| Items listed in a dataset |
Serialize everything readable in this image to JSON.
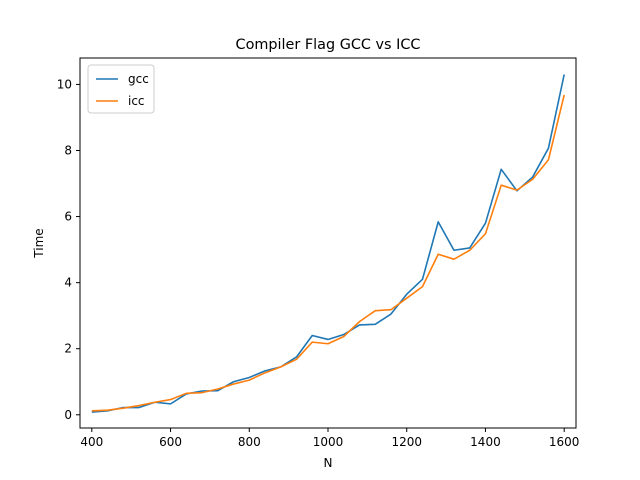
{
  "chart_data": {
    "type": "line",
    "title": "Compiler Flag GCC vs ICC",
    "xlabel": "N",
    "ylabel": "Time",
    "xlim": [
      370,
      1630
    ],
    "ylim": [
      -0.4,
      10.8
    ],
    "xticks": [
      400,
      600,
      800,
      1000,
      1200,
      1400,
      1600
    ],
    "yticks": [
      0,
      2,
      4,
      6,
      8,
      10
    ],
    "legend_position": "top-left",
    "grid": false,
    "x": [
      400,
      440,
      480,
      520,
      560,
      600,
      640,
      680,
      720,
      760,
      800,
      840,
      880,
      920,
      960,
      1000,
      1040,
      1080,
      1120,
      1160,
      1200,
      1240,
      1280,
      1320,
      1360,
      1400,
      1440,
      1480,
      1520,
      1560,
      1600
    ],
    "series": [
      {
        "name": "gcc",
        "color": "#1f77b4",
        "values": [
          0.08,
          0.12,
          0.22,
          0.22,
          0.38,
          0.33,
          0.63,
          0.72,
          0.73,
          1.0,
          1.13,
          1.33,
          1.45,
          1.75,
          2.4,
          2.28,
          2.43,
          2.72,
          2.74,
          3.05,
          3.65,
          4.1,
          5.84,
          4.98,
          5.05,
          5.8,
          7.43,
          6.78,
          7.2,
          8.07,
          10.3
        ]
      },
      {
        "name": "icc",
        "color": "#ff7f0e",
        "values": [
          0.12,
          0.14,
          0.2,
          0.28,
          0.38,
          0.46,
          0.65,
          0.67,
          0.78,
          0.93,
          1.05,
          1.27,
          1.45,
          1.68,
          2.2,
          2.15,
          2.37,
          2.82,
          3.15,
          3.18,
          3.53,
          3.88,
          4.86,
          4.71,
          4.98,
          5.48,
          6.95,
          6.8,
          7.13,
          7.72,
          9.68
        ]
      }
    ]
  }
}
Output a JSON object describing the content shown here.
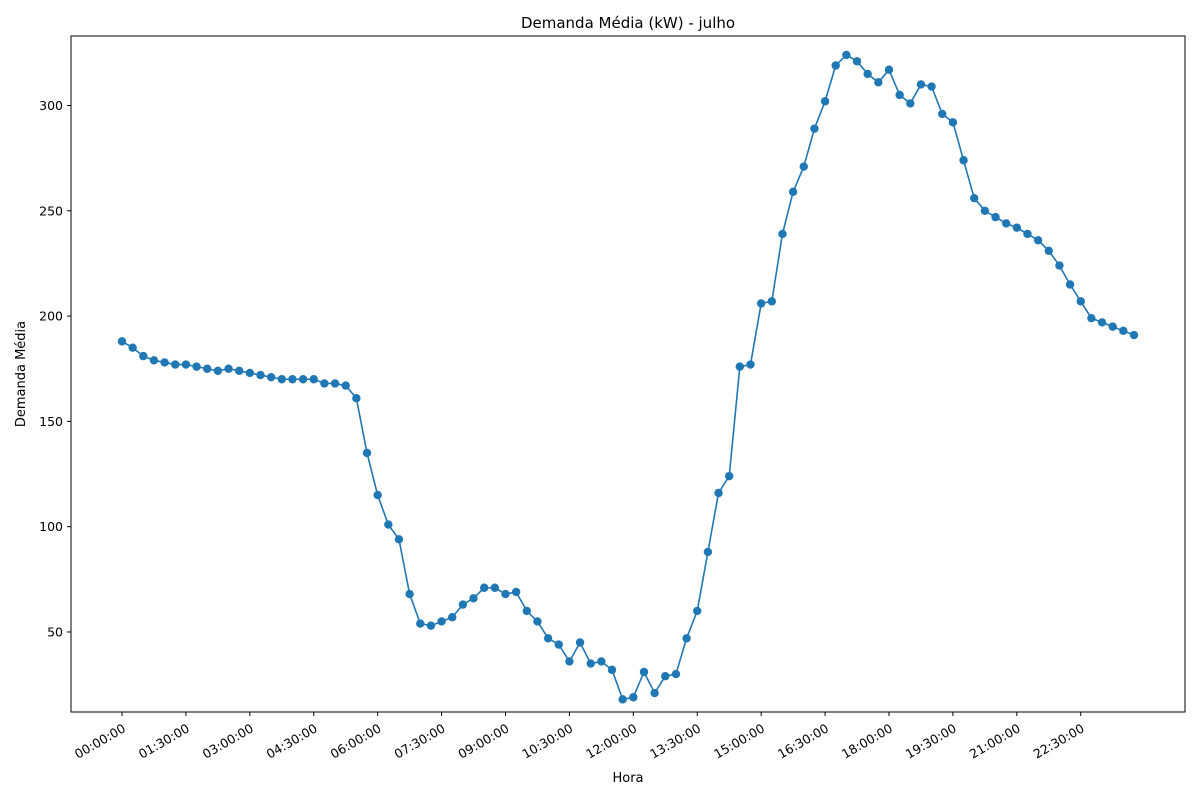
{
  "chart_data": {
    "type": "line",
    "title": "Demanda Média (kW) - julho",
    "xlabel": "Hora",
    "ylabel": "Demanda Média",
    "color": "#1f77b4",
    "marker": "circle",
    "grid": false,
    "y_ticks": [
      50,
      100,
      150,
      200,
      250,
      300
    ],
    "x_tick_labels": [
      "00:00:00",
      "01:30:00",
      "03:00:00",
      "04:30:00",
      "06:00:00",
      "07:30:00",
      "09:00:00",
      "10:30:00",
      "12:00:00",
      "13:30:00",
      "15:00:00",
      "16:30:00",
      "18:00:00",
      "19:30:00",
      "21:00:00",
      "22:30:00"
    ],
    "x": [
      "00:00:00",
      "00:15:00",
      "00:30:00",
      "00:45:00",
      "01:00:00",
      "01:15:00",
      "01:30:00",
      "01:45:00",
      "02:00:00",
      "02:15:00",
      "02:30:00",
      "02:45:00",
      "03:00:00",
      "03:15:00",
      "03:30:00",
      "03:45:00",
      "04:00:00",
      "04:15:00",
      "04:30:00",
      "04:45:00",
      "05:00:00",
      "05:15:00",
      "05:30:00",
      "05:45:00",
      "06:00:00",
      "06:15:00",
      "06:30:00",
      "06:45:00",
      "07:00:00",
      "07:15:00",
      "07:30:00",
      "07:45:00",
      "08:00:00",
      "08:15:00",
      "08:30:00",
      "08:45:00",
      "09:00:00",
      "09:15:00",
      "09:30:00",
      "09:45:00",
      "10:00:00",
      "10:15:00",
      "10:30:00",
      "10:45:00",
      "11:00:00",
      "11:15:00",
      "11:30:00",
      "11:45:00",
      "12:00:00",
      "12:15:00",
      "12:30:00",
      "12:45:00",
      "13:00:00",
      "13:15:00",
      "13:30:00",
      "13:45:00",
      "14:00:00",
      "14:15:00",
      "14:30:00",
      "14:45:00",
      "15:00:00",
      "15:15:00",
      "15:30:00",
      "15:45:00",
      "16:00:00",
      "16:15:00",
      "16:30:00",
      "16:45:00",
      "17:00:00",
      "17:15:00",
      "17:30:00",
      "17:45:00",
      "18:00:00",
      "18:15:00",
      "18:30:00",
      "18:45:00",
      "19:00:00",
      "19:15:00",
      "19:30:00",
      "19:45:00",
      "20:00:00",
      "20:15:00",
      "20:30:00",
      "20:45:00",
      "21:00:00",
      "21:15:00",
      "21:30:00",
      "21:45:00",
      "22:00:00",
      "22:15:00",
      "22:30:00",
      "22:45:00",
      "23:00:00",
      "23:15:00",
      "23:30:00",
      "23:45:00"
    ],
    "values": [
      188,
      185,
      181,
      179,
      178,
      177,
      177,
      176,
      175,
      174,
      175,
      174,
      173,
      172,
      171,
      170,
      170,
      170,
      170,
      168,
      168,
      167,
      161,
      135,
      115,
      101,
      94,
      68,
      54,
      53,
      55,
      57,
      63,
      66,
      71,
      71,
      68,
      69,
      60,
      55,
      47,
      44,
      36,
      45,
      35,
      36,
      32,
      18,
      19,
      31,
      21,
      29,
      30,
      47,
      60,
      88,
      116,
      124,
      176,
      177,
      206,
      207,
      239,
      259,
      271,
      289,
      302,
      319,
      324,
      321,
      315,
      311,
      317,
      305,
      301,
      310,
      309,
      296,
      292,
      274,
      256,
      250,
      247,
      244,
      242,
      239,
      236,
      231,
      224,
      215,
      207,
      199,
      197,
      195,
      193,
      191
    ]
  }
}
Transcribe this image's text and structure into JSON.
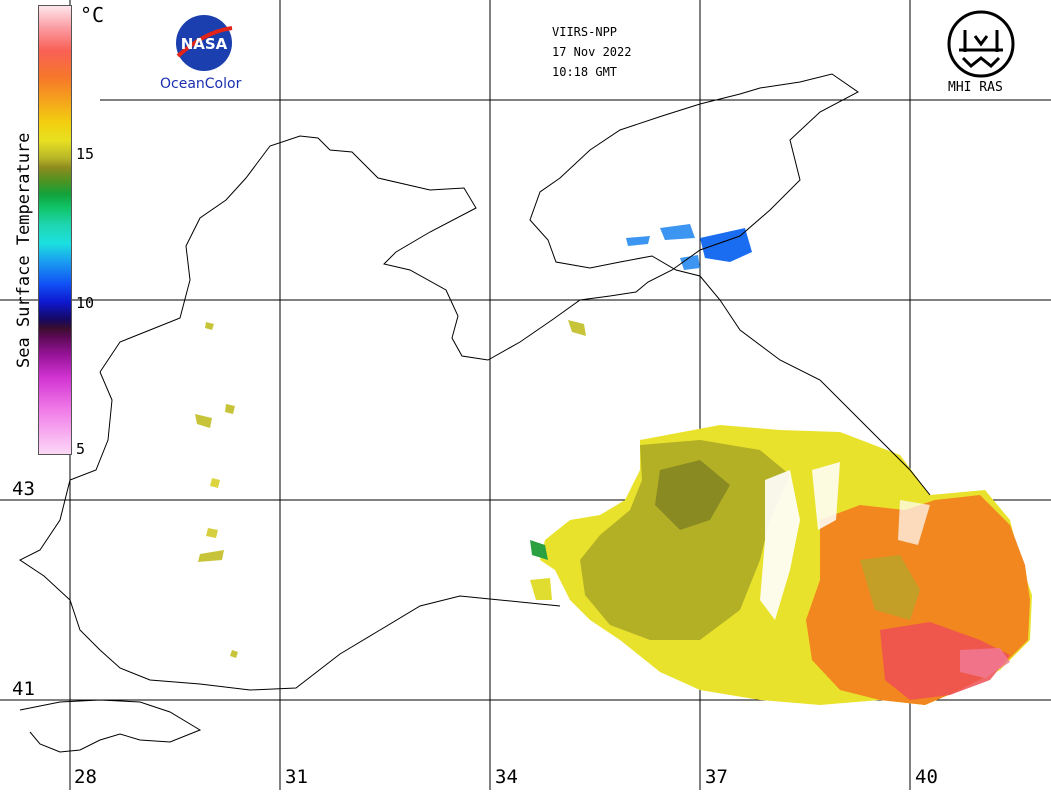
{
  "header": {
    "satellite": "VIIRS-NPP",
    "date": "17 Nov 2022",
    "time": "10:18 GMT"
  },
  "logos": {
    "left": {
      "wordmark": "NASA",
      "caption": "OceanColor"
    },
    "right": {
      "caption": "MHI RAS"
    }
  },
  "legend": {
    "title": "Sea Surface Temperature",
    "unit": "°C",
    "ticks": [
      "15",
      "10",
      "5"
    ]
  },
  "axes": {
    "longitude_labels": [
      "28",
      "31",
      "34",
      "37",
      "40"
    ],
    "latitude_labels": [
      "43",
      "41"
    ]
  },
  "colors": {
    "cold": "#1a6cf0",
    "olive": "#a9a726",
    "yellow": "#e9e22c",
    "orange": "#f2861f",
    "red": "#ee4f55",
    "gridline": "#000000"
  }
}
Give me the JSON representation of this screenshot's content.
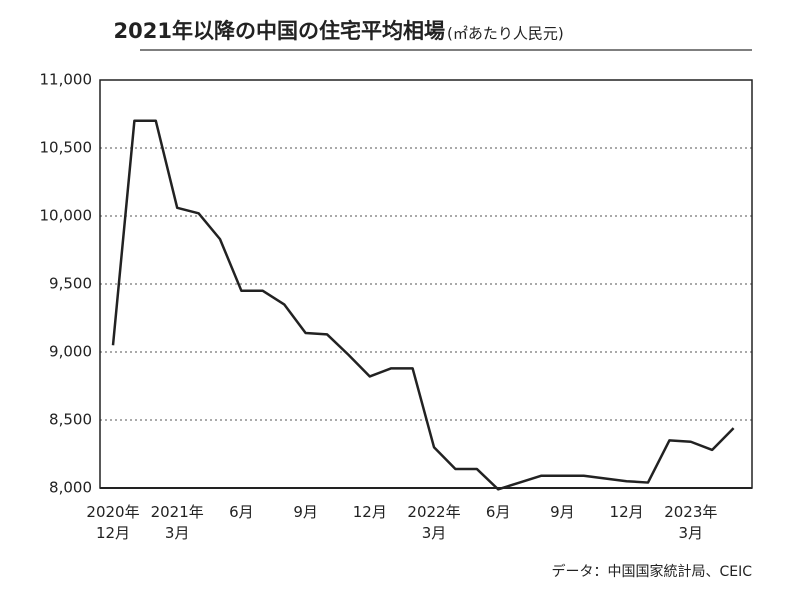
{
  "chart_data": {
    "type": "line",
    "title": "2021年以降の中国の住宅平均相場",
    "subtitle": "(㎡あたり人民元)",
    "source": "データ：中国国家統計局、CEIC",
    "categories": [
      "2020年\n12月",
      null,
      null,
      "2021年\n3月",
      null,
      null,
      "6月",
      null,
      null,
      "9月",
      null,
      null,
      "12月",
      null,
      null,
      "2022年\n3月",
      null,
      null,
      "6月",
      null,
      null,
      "9月",
      null,
      null,
      "12月",
      null,
      null,
      "2023年\n3月",
      null,
      null
    ],
    "values": [
      9050,
      10700,
      10700,
      10060,
      10020,
      9830,
      9450,
      9450,
      9350,
      9140,
      9130,
      8980,
      8820,
      8880,
      8880,
      8300,
      8140,
      8140,
      7990,
      8040,
      8090,
      8090,
      8090,
      8070,
      8050,
      8040,
      8350,
      8340,
      8280,
      8440
    ],
    "color": "#222222",
    "ylim": [
      8000,
      11000
    ],
    "yticks": [
      {
        "value": 8000,
        "label": "8,000"
      },
      {
        "value": 8500,
        "label": "8,500"
      },
      {
        "value": 9000,
        "label": "9,000"
      },
      {
        "value": 9500,
        "label": "9,500"
      },
      {
        "value": 10000,
        "label": "10,000"
      },
      {
        "value": 10500,
        "label": "10,500"
      },
      {
        "value": 11000,
        "label": "11,000"
      }
    ],
    "grid": true
  }
}
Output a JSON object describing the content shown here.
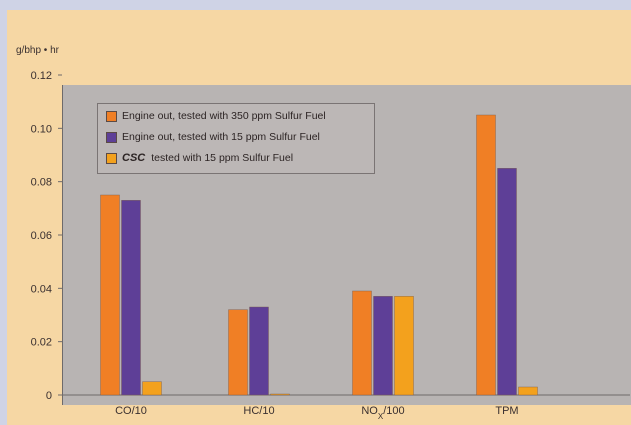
{
  "chart_data": {
    "type": "bar",
    "ylabel": "g/bhp • hr",
    "ylim": [
      0,
      0.12
    ],
    "yticks": [
      0,
      0.02,
      0.04,
      0.06,
      0.08,
      0.1,
      0.12
    ],
    "ytick_labels": [
      "0",
      "0.02",
      "0.04",
      "0.06",
      "0.08",
      "0.10",
      "0.12"
    ],
    "categories": [
      "CO/10",
      "HC/10",
      "NOx/100",
      "TPM"
    ],
    "category_labels": [
      {
        "main": "CO/10",
        "sub": "",
        "rest": ""
      },
      {
        "main": "HC/10",
        "sub": "",
        "rest": ""
      },
      {
        "main": "NO",
        "sub": "X",
        "rest": "/100"
      },
      {
        "main": "TPM",
        "sub": "",
        "rest": ""
      }
    ],
    "series": [
      {
        "name": "Engine out, tested with 350 ppm Sulfur Fuel",
        "color": "#f07f25",
        "values": [
          0.075,
          0.032,
          0.039,
          0.105
        ]
      },
      {
        "name": "Engine out, tested with 15 ppm Sulfur Fuel",
        "color": "#5e3f97",
        "values": [
          0.073,
          0.033,
          0.037,
          0.085
        ]
      },
      {
        "name": "tested with 15 ppm Sulfur Fuel",
        "name_prefix": "CSC",
        "color": "#f3a11d",
        "values": [
          0.005,
          0.0,
          0.037,
          0.003
        ]
      }
    ],
    "legend_position": "top-left",
    "grid": false
  }
}
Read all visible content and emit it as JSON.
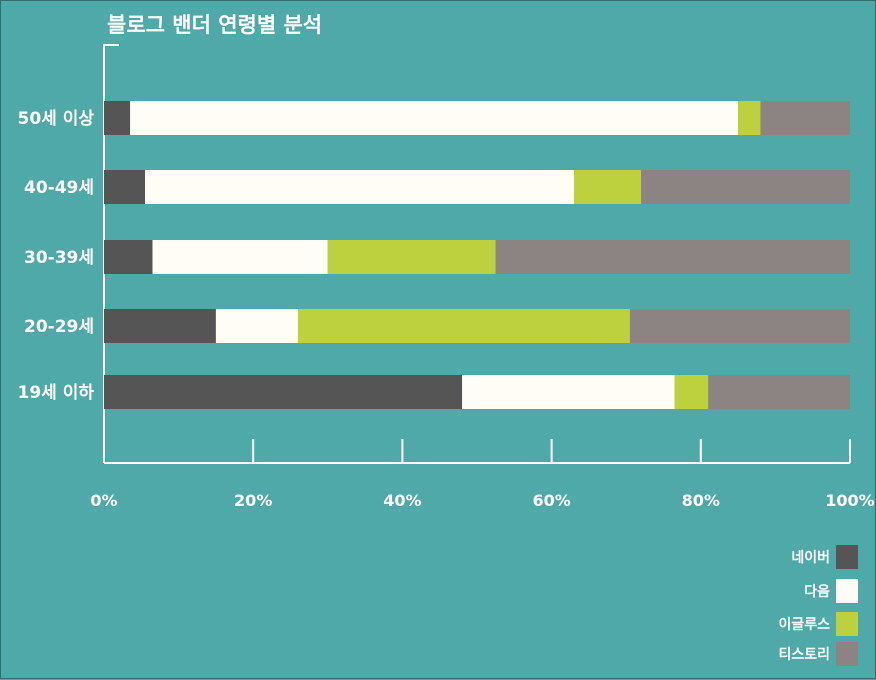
{
  "chart_data": {
    "type": "bar",
    "orientation": "horizontal",
    "stacked": true,
    "normalized": true,
    "title": "블로그 밴더 연령별 분석",
    "categories": [
      "50세 이상",
      "40-49세",
      "30-39세",
      "20-29세",
      "19세 이하"
    ],
    "series": [
      {
        "name": "네이버",
        "color": "#555555",
        "values": [
          3.5,
          5.5,
          6.5,
          15,
          48
        ]
      },
      {
        "name": "다음",
        "color": "#fffdf6",
        "values": [
          81.5,
          57.5,
          23.5,
          11,
          28.5
        ]
      },
      {
        "name": "이글루스",
        "color": "#bdd13e",
        "values": [
          3,
          9,
          22.5,
          44.5,
          4.5
        ]
      },
      {
        "name": "티스토리",
        "color": "#8c8482",
        "values": [
          12,
          28,
          47.5,
          29.5,
          19
        ]
      }
    ],
    "xticks": [
      "0%",
      "20%",
      "40%",
      "60%",
      "80%",
      "100%"
    ],
    "xlim": [
      0,
      100
    ],
    "legend_position": "bottom-right"
  }
}
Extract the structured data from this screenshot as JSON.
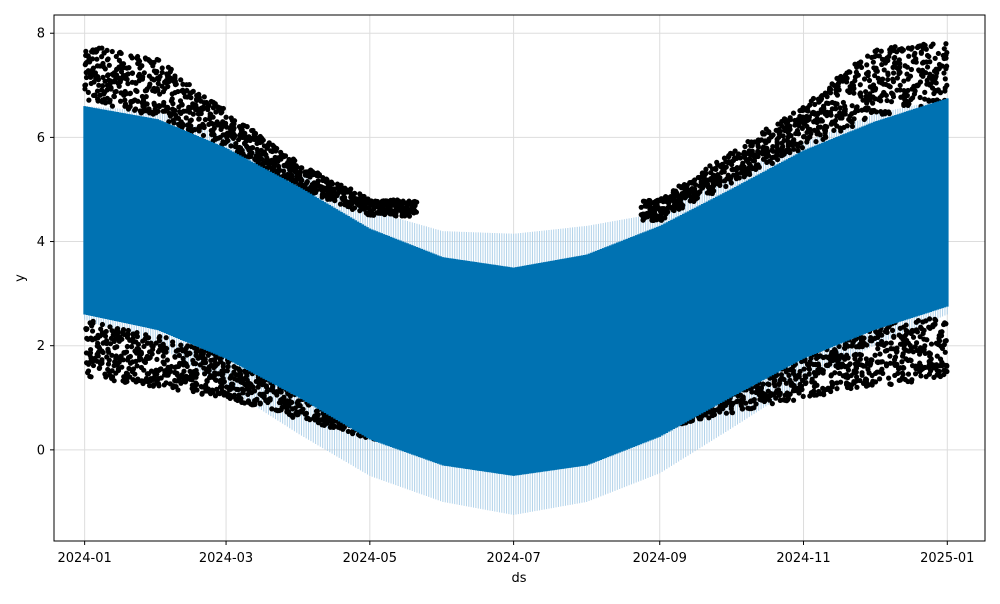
{
  "chart_data": {
    "type": "line",
    "title": "",
    "xlabel": "ds",
    "ylabel": "y",
    "x_range": [
      "2023-12-19",
      "2025-01-17"
    ],
    "ylim": [
      -1.75,
      8.35
    ],
    "grid": true,
    "legend": "none",
    "x_ticks": [
      "2024-01",
      "2024-03",
      "2024-05",
      "2024-07",
      "2024-09",
      "2024-11",
      "2025-01"
    ],
    "y_ticks": [
      0,
      2,
      4,
      6,
      8
    ],
    "colors": {
      "forecast": "#0072b2",
      "interval": "#a9cde8",
      "observed": "#000000",
      "grid": "#dddddd"
    },
    "data_start": "2024-01-01",
    "data_end": "2025-01-01",
    "daily_oscillation": "yhat swings between lower and upper envelope each day",
    "series": [
      {
        "name": "yhat",
        "points": [
          {
            "x": "2024-01-01",
            "lower": 2.6,
            "upper": 6.6
          },
          {
            "x": "2024-02-01",
            "lower": 2.3,
            "upper": 6.35
          },
          {
            "x": "2024-03-01",
            "lower": 1.75,
            "upper": 5.8
          },
          {
            "x": "2024-04-01",
            "lower": 1.0,
            "upper": 5.05
          },
          {
            "x": "2024-05-01",
            "lower": 0.2,
            "upper": 4.25
          },
          {
            "x": "2024-06-01",
            "lower": -0.3,
            "upper": 3.7
          },
          {
            "x": "2024-07-01",
            "lower": -0.5,
            "upper": 3.5
          },
          {
            "x": "2024-08-01",
            "lower": -0.3,
            "upper": 3.75
          },
          {
            "x": "2024-09-01",
            "lower": 0.25,
            "upper": 4.3
          },
          {
            "x": "2024-10-01",
            "lower": 1.0,
            "upper": 5.0
          },
          {
            "x": "2024-11-01",
            "lower": 1.75,
            "upper": 5.75
          },
          {
            "x": "2024-12-01",
            "lower": 2.3,
            "upper": 6.3
          },
          {
            "x": "2025-01-01",
            "lower": 2.75,
            "upper": 6.75
          }
        ]
      },
      {
        "name": "uncertainty interval",
        "points": [
          {
            "x": "2024-01-01",
            "lower": 2.5,
            "upper": 6.6
          },
          {
            "x": "2024-02-01",
            "lower": 2.0,
            "upper": 6.5
          },
          {
            "x": "2024-03-01",
            "lower": 1.2,
            "upper": 6.0
          },
          {
            "x": "2024-04-01",
            "lower": 0.3,
            "upper": 5.3
          },
          {
            "x": "2024-05-01",
            "lower": -0.5,
            "upper": 4.6
          },
          {
            "x": "2024-06-01",
            "lower": -1.0,
            "upper": 4.2
          },
          {
            "x": "2024-07-01",
            "lower": -1.25,
            "upper": 4.15
          },
          {
            "x": "2024-08-01",
            "lower": -1.0,
            "upper": 4.3
          },
          {
            "x": "2024-09-01",
            "lower": -0.45,
            "upper": 4.55
          },
          {
            "x": "2024-10-01",
            "lower": 0.4,
            "upper": 5.3
          },
          {
            "x": "2024-11-01",
            "lower": 1.3,
            "upper": 5.9
          },
          {
            "x": "2024-12-01",
            "lower": 2.0,
            "upper": 6.45
          },
          {
            "x": "2025-01-01",
            "lower": 2.6,
            "upper": 6.75
          }
        ]
      },
      {
        "name": "observed",
        "points": [
          {
            "x": "2024-01-01",
            "high_min": 6.7,
            "high_max": 7.8,
            "low_min": 1.4,
            "low_max": 2.5
          },
          {
            "x": "2024-02-01",
            "high_min": 6.4,
            "high_max": 7.5,
            "low_min": 1.2,
            "low_max": 2.2
          },
          {
            "x": "2024-03-01",
            "high_min": 5.8,
            "high_max": 6.5,
            "low_min": 1.0,
            "low_max": 1.8
          },
          {
            "x": "2024-04-01",
            "high_min": 5.0,
            "high_max": 5.5,
            "low_min": 0.6,
            "low_max": 1.2
          },
          {
            "x": "2024-05-01",
            "high_min": 4.5,
            "high_max": 4.8,
            "low_min": 0.2,
            "low_max": 0.7
          },
          {
            "x": "2024-09-01",
            "high_min": 4.4,
            "high_max": 4.8,
            "low_min": 0.4,
            "low_max": 0.8
          },
          {
            "x": "2024-10-01",
            "high_min": 5.1,
            "high_max": 5.7,
            "low_min": 0.7,
            "low_max": 1.3
          },
          {
            "x": "2024-11-01",
            "high_min": 5.8,
            "high_max": 6.6,
            "low_min": 1.0,
            "low_max": 1.9
          },
          {
            "x": "2024-12-01",
            "high_min": 6.4,
            "high_max": 7.7,
            "low_min": 1.2,
            "low_max": 2.4
          },
          {
            "x": "2025-01-01",
            "high_min": 6.7,
            "high_max": 7.85,
            "low_min": 1.4,
            "low_max": 2.6
          }
        ]
      }
    ]
  }
}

| Exercise instructions |
Which lines of the data include "image"? Copy each of them.

| Written response |
Serialize everything readable in this image to JSON.
Transcribe this image's text and structure into JSON.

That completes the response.